--- ENTRIES SHOWN ---

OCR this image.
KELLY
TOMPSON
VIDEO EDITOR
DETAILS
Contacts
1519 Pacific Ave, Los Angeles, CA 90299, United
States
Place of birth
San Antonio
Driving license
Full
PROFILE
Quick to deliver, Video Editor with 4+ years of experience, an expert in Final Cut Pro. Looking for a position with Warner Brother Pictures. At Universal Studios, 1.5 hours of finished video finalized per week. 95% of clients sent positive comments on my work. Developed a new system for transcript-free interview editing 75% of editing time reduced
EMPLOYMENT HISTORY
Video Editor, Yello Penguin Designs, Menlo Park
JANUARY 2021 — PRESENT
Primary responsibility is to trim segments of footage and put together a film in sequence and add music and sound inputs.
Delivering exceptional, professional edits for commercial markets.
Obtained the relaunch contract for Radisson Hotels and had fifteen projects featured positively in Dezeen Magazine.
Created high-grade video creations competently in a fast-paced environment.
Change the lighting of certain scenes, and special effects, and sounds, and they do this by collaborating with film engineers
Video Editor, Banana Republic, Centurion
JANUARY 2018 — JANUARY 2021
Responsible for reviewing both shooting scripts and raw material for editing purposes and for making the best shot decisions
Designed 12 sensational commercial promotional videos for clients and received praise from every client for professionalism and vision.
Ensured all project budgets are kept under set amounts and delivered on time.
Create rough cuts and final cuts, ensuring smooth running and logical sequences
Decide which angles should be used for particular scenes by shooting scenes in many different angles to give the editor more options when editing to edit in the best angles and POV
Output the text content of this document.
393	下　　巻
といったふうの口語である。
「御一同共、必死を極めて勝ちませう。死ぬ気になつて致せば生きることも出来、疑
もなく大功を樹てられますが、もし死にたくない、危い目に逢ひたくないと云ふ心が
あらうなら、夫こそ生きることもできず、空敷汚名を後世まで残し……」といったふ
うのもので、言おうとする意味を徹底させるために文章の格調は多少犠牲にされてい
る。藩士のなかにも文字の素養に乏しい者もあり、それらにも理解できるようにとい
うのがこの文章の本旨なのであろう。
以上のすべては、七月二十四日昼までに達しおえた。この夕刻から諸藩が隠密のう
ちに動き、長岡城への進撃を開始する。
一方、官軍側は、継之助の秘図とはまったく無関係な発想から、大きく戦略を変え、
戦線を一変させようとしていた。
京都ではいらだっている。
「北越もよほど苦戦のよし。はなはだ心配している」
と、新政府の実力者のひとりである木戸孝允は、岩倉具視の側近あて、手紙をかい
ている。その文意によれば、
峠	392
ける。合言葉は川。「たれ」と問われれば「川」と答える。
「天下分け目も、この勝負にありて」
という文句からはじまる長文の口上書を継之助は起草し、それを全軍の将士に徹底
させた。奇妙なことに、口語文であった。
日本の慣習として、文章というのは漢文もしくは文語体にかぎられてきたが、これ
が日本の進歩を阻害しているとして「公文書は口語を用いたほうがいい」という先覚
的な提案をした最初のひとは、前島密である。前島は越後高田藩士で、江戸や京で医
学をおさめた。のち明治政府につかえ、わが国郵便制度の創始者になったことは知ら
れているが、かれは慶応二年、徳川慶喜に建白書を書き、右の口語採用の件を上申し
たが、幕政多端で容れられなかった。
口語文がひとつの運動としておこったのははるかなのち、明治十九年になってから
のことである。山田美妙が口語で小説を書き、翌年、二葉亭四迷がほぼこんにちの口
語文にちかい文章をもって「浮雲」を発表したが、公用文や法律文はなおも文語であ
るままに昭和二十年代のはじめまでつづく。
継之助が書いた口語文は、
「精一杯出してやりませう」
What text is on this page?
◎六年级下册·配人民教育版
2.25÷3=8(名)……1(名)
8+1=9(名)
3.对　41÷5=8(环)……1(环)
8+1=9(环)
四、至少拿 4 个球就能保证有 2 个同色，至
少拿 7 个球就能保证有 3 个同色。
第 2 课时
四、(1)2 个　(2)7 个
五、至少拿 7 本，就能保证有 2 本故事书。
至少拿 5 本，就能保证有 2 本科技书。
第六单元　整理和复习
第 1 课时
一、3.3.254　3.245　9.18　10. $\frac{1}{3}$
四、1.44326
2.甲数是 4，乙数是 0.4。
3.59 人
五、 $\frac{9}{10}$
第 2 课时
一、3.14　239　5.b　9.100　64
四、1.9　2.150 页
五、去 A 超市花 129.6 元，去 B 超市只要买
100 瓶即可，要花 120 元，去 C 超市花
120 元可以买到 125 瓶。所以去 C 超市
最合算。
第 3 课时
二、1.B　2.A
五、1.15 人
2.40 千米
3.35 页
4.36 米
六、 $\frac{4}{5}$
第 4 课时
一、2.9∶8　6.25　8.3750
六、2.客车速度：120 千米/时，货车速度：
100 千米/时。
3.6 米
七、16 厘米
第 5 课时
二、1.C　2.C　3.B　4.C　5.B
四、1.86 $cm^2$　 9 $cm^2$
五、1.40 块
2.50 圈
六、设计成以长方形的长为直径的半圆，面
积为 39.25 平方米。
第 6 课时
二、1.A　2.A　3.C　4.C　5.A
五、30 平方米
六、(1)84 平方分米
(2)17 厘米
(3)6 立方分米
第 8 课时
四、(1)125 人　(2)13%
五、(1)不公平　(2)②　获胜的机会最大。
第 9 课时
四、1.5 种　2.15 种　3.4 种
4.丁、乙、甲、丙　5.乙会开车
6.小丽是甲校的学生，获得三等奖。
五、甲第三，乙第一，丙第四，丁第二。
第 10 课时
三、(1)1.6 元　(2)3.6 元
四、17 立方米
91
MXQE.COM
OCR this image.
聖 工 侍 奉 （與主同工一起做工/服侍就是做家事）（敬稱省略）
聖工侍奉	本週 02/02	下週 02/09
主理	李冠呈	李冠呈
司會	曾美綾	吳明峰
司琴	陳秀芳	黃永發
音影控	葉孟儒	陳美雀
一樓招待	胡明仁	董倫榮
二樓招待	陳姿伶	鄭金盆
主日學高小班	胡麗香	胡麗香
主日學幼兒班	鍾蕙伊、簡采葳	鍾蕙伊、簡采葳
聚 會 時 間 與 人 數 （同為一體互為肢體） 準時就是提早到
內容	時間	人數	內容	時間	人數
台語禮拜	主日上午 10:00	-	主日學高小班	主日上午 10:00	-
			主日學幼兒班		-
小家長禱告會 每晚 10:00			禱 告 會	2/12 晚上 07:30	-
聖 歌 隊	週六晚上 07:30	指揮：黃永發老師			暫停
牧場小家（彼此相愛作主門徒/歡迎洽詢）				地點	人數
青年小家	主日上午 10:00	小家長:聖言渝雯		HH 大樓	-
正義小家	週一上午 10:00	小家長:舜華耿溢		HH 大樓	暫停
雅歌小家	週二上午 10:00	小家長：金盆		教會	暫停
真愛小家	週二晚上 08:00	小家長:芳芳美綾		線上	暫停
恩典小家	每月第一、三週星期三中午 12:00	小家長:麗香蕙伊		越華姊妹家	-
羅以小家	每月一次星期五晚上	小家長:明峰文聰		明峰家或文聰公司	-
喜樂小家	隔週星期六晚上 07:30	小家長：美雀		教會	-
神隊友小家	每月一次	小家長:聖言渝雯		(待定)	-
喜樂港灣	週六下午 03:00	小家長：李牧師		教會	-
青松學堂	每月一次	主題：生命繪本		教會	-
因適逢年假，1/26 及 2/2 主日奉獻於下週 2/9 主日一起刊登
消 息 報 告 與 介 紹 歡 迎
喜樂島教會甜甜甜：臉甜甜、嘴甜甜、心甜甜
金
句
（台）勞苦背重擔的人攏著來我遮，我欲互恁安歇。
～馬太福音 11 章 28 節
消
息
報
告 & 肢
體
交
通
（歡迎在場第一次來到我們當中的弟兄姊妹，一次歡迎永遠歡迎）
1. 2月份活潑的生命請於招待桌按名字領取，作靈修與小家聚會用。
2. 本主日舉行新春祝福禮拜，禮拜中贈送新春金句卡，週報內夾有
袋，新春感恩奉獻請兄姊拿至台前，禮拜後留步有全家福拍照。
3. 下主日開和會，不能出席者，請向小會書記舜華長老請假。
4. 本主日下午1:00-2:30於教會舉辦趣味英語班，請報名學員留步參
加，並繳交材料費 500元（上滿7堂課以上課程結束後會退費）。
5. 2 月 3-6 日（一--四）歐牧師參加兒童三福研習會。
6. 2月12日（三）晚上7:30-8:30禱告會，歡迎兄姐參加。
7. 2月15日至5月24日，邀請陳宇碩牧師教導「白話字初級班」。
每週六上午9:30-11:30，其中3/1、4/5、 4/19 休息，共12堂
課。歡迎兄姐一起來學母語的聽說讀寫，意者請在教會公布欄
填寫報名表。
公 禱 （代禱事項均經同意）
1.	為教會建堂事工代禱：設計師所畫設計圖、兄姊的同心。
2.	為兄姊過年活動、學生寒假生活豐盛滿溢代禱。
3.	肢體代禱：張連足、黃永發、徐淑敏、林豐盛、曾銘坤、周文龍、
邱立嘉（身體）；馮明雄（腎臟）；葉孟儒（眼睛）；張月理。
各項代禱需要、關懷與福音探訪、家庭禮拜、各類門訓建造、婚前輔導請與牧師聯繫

---

§ **EXERCISE**
Look for "主日學高小班" and pull out every line that has it.

§ **TASK SOLUTION**
主日學高小班	胡麗香	胡麗香
台語禮拜	主日上午 10:00	-	主日學高小班	主日上午 10:00	-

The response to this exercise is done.